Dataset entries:
------------------------------------------------

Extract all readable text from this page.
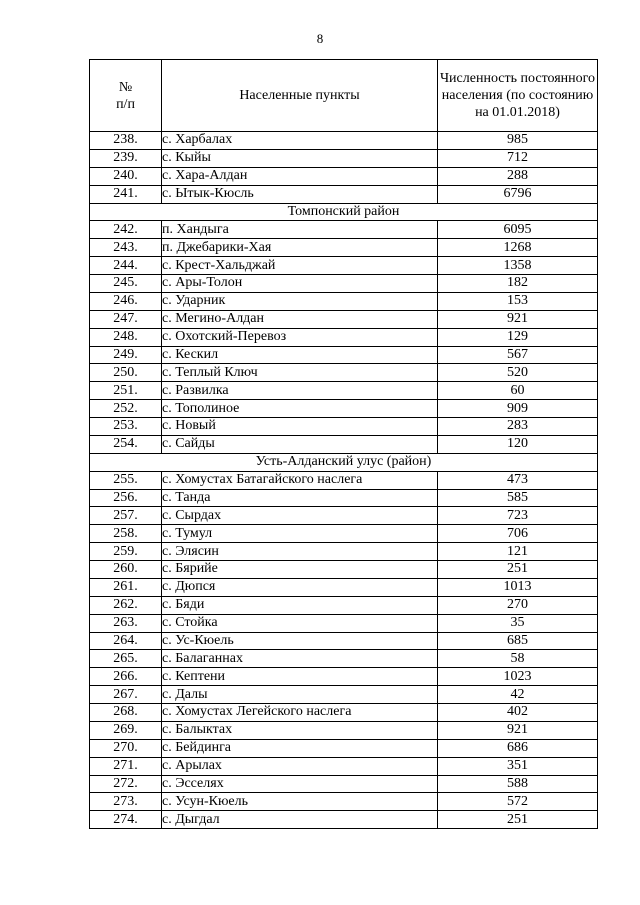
8
№
п/п	Населенные пункты	Численность постоянного населения (по состоянию на 01.01.2018)
238.	с. Харбалах	985
239.	с. Кыйы	712
240.	с. Хара-Алдан	288
241.	с. Ытык-Кюсль	6796
Томпонский район		
242.	п. Хандыга	6095
243.	п. Джебарики-Хая	1268
244.	с. Крест-Хальджай	1358
245.	с. Ары-Толон	182
246.	с. Ударник	153
247.	с. Мегино-Алдан	921
248.	с. Охотский-Перевоз	129
249.	с. Кескил	567
250.	с. Теплый Ключ	520
251.	с. Развилка	60
252.	с. Тополиное	909
253.	с. Новый	283
254.	с. Сайды	120
Усть-Алданский улус (район)		
255.	с. Хомустах Батагайского наслега	473
256.	с. Танда	585
257.	с. Сырдах	723
258.	с. Тумул	706
259.	с. Элясин	121
260.	с. Бярийе	251
261.	с. Дюпся	1013
262.	с. Бяди	270
263.	с. Стойка	35
264.	с. Ус-Кюель	685
265.	с. Балаганнах	58
266.	с. Кептени	1023
267.	с. Далы	42
268.	с. Хомустах Легейского наслега	402
269.	с. Балыктах	921
270.	с. Бейдинга	686
271.	с. Арылах	351
272.	с. Эсселях	588
273.	с. Усун-Кюель	572
274.	с. Дыгдал	251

------------------------------------------------

▶ Request:
Repeat the material above in full and exactly, omitting the pictures.

▶ Task output:
Extract all readable text from this page.
8
№
п/п	Населенные пункты	Численность постоянного населения (по состоянию на 01.01.2018)
238.	с. Харбалах	985
239.	с. Кыйы	712
240.	с. Хара-Алдан	288
241.	с. Ытык-Кюсль	6796
Томпонский район		
242.	п. Хандыга	6095
243.	п. Джебарики-Хая	1268
244.	с. Крест-Хальджай	1358
245.	с. Ары-Толон	182
246.	с. Ударник	153
247.	с. Мегино-Алдан	921
248.	с. Охотский-Перевоз	129
249.	с. Кескил	567
250.	с. Теплый Ключ	520
251.	с. Развилка	60
252.	с. Тополиное	909
253.	с. Новый	283
254.	с. Сайды	120
Усть-Алданский улус (район)		
255.	с. Хомустах Батагайского наслега	473
256.	с. Танда	585
257.	с. Сырдах	723
258.	с. Тумул	706
259.	с. Элясин	121
260.	с. Бярийе	251
261.	с. Дюпся	1013
262.	с. Бяди	270
263.	с. Стойка	35
264.	с. Ус-Кюель	685
265.	с. Балаганнах	58
266.	с. Кептени	1023
267.	с. Далы	42
268.	с. Хомустах Легейского наслега	402
269.	с. Балыктах	921
270.	с. Бейдинга	686
271.	с. Арылах	351
272.	с. Эсселях	588
273.	с. Усун-Кюель	572
274.	с. Дыгдал	251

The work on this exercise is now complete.